**TASK REQUIREMENTS**
Output the data exactly, with every line intact.

**GIVEN DATA**
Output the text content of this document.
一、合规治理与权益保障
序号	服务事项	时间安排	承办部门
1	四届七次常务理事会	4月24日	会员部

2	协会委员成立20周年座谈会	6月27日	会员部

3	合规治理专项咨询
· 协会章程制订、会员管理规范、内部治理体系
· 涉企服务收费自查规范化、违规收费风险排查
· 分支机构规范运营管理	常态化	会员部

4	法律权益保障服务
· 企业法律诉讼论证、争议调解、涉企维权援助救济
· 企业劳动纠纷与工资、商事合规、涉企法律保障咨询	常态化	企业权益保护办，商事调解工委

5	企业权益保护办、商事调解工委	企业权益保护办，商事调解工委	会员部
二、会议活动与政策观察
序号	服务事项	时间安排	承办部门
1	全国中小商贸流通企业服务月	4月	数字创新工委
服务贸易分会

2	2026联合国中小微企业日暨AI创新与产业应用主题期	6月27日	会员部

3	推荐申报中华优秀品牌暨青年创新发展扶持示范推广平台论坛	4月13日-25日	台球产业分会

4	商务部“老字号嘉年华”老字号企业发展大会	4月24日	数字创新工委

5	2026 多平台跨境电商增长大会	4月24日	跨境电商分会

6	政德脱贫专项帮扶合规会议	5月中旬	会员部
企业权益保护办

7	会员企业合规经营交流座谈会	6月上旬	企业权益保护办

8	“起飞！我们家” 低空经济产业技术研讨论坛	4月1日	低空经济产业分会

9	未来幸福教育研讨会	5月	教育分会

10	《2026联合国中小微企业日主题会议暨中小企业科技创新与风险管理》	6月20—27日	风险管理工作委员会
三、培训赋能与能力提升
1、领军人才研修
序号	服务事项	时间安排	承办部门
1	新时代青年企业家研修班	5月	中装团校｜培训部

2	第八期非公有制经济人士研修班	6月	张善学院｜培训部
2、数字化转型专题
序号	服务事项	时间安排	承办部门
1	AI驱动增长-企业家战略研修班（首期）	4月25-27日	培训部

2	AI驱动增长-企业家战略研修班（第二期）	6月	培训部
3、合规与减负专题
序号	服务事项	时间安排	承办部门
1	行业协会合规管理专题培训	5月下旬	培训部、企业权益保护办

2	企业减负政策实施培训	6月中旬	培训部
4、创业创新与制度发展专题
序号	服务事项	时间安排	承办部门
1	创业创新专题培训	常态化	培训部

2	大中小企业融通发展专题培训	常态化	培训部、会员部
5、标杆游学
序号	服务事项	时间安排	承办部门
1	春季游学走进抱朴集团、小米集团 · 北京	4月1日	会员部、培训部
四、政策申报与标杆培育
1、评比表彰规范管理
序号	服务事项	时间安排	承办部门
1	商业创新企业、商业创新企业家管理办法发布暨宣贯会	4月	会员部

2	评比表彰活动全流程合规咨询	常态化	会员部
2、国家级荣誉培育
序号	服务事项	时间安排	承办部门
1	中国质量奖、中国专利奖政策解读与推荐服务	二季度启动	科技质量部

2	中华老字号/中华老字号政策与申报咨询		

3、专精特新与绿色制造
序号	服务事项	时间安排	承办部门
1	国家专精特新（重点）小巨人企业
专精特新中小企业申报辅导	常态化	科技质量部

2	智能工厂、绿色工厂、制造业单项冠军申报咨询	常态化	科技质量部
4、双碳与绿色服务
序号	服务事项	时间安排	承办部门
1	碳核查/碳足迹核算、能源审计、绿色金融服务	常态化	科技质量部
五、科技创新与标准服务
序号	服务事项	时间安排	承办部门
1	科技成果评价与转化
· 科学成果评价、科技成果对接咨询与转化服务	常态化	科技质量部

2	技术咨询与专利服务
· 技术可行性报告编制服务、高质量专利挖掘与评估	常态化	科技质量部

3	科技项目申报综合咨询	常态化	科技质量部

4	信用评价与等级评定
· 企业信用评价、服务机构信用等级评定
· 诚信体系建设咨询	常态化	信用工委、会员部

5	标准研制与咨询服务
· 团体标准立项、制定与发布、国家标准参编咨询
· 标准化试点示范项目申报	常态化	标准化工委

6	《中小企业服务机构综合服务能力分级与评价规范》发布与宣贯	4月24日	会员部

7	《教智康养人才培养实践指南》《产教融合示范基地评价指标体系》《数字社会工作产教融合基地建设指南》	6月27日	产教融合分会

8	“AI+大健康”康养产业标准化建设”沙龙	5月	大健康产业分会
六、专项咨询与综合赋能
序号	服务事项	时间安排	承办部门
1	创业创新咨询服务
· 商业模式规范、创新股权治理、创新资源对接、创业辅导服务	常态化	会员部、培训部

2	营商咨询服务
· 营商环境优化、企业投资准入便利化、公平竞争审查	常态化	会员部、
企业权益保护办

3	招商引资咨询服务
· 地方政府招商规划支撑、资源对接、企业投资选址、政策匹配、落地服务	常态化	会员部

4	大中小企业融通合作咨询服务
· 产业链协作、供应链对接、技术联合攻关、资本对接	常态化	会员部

**WRITTEN RESPONSE**
Output the text content of this document.
一、合规治理与权益保障
序号	服务事项	时间安排	承办部门
1	四届七次常务理事会	4月24日	会员部

2	协会委员成立20周年座谈会	6月27日	会员部

3	合规治理专项咨询
· 协会章程制订、会员管理规范、内部治理体系
· 涉企服务收费自查规范化、违规收费风险排查
· 分支机构规范运营管理	常态化	会员部

4	法律权益保障服务
· 企业法律诉讼论证、争议调解、涉企维权援助救济
· 企业劳动纠纷与工资、商事合规、涉企法律保障咨询	常态化	企业权益保护办，商事调解工委

5	企业权益保护办、商事调解工委	企业权益保护办，商事调解工委	会员部
二、会议活动与政策观察
序号	服务事项	时间安排	承办部门
1	全国中小商贸流通企业服务月	4月	数字创新工委
服务贸易分会

2	2026联合国中小微企业日暨AI创新与产业应用主题期	6月27日	会员部

3	推荐申报中华优秀品牌暨青年创新发展扶持示范推广平台论坛	4月13日-25日	台球产业分会

4	商务部“老字号嘉年华”老字号企业发展大会	4月24日	数字创新工委

5	2026 多平台跨境电商增长大会	4月24日	跨境电商分会

6	政德脱贫专项帮扶合规会议	5月中旬	会员部
企业权益保护办

7	会员企业合规经营交流座谈会	6月上旬	企业权益保护办

8	“起飞！我们家” 低空经济产业技术研讨论坛	4月1日	低空经济产业分会

9	未来幸福教育研讨会	5月	教育分会

10	《2026联合国中小微企业日主题会议暨中小企业科技创新与风险管理》	6月20—27日	风险管理工作委员会
三、培训赋能与能力提升
1、领军人才研修
序号	服务事项	时间安排	承办部门
1	新时代青年企业家研修班	5月	中装团校｜培训部

2	第八期非公有制经济人士研修班	6月	张善学院｜培训部
2、数字化转型专题
序号	服务事项	时间安排	承办部门
1	AI驱动增长-企业家战略研修班（首期）	4月25-27日	培训部

2	AI驱动增长-企业家战略研修班（第二期）	6月	培训部
3、合规与减负专题
序号	服务事项	时间安排	承办部门
1	行业协会合规管理专题培训	5月下旬	培训部、企业权益保护办

2	企业减负政策实施培训	6月中旬	培训部
4、创业创新与制度发展专题
序号	服务事项	时间安排	承办部门
1	创业创新专题培训	常态化	培训部

2	大中小企业融通发展专题培训	常态化	培训部、会员部
5、标杆游学
序号	服务事项	时间安排	承办部门
1	春季游学走进抱朴集团、小米集团 · 北京	4月1日	会员部、培训部
四、政策申报与标杆培育
1、评比表彰规范管理
序号	服务事项	时间安排	承办部门
1	商业创新企业、商业创新企业家管理办法发布暨宣贯会	4月	会员部

2	评比表彰活动全流程合规咨询	常态化	会员部
2、国家级荣誉培育
序号	服务事项	时间安排	承办部门
1	中国质量奖、中国专利奖政策解读与推荐服务	二季度启动	科技质量部

2	中华老字号/中华老字号政策与申报咨询		

3、专精特新与绿色制造
序号	服务事项	时间安排	承办部门
1	国家专精特新（重点）小巨人企业
专精特新中小企业申报辅导	常态化	科技质量部

2	智能工厂、绿色工厂、制造业单项冠军申报咨询	常态化	科技质量部
4、双碳与绿色服务
序号	服务事项	时间安排	承办部门
1	碳核查/碳足迹核算、能源审计、绿色金融服务	常态化	科技质量部
五、科技创新与标准服务
序号	服务事项	时间安排	承办部门
1	科技成果评价与转化
· 科学成果评价、科技成果对接咨询与转化服务	常态化	科技质量部

2	技术咨询与专利服务
· 技术可行性报告编制服务、高质量专利挖掘与评估	常态化	科技质量部

3	科技项目申报综合咨询	常态化	科技质量部

4	信用评价与等级评定
· 企业信用评价、服务机构信用等级评定
· 诚信体系建设咨询	常态化	信用工委、会员部

5	标准研制与咨询服务
· 团体标准立项、制定与发布、国家标准参编咨询
· 标准化试点示范项目申报	常态化	标准化工委

6	《中小企业服务机构综合服务能力分级与评价规范》发布与宣贯	4月24日	会员部

7	《教智康养人才培养实践指南》《产教融合示范基地评价指标体系》《数字社会工作产教融合基地建设指南》	6月27日	产教融合分会

8	“AI+大健康”康养产业标准化建设”沙龙	5月	大健康产业分会
六、专项咨询与综合赋能
序号	服务事项	时间安排	承办部门
1	创业创新咨询服务
· 商业模式规范、创新股权治理、创新资源对接、创业辅导服务	常态化	会员部、培训部

2	营商咨询服务
· 营商环境优化、企业投资准入便利化、公平竞争审查	常态化	会员部、
企业权益保护办

3	招商引资咨询服务
· 地方政府招商规划支撑、资源对接、企业投资选址、政策匹配、落地服务	常态化	会员部

4	大中小企业融通合作咨询服务
· 产业链协作、供应链对接、技术联合攻关、资本对接	常态化	会员部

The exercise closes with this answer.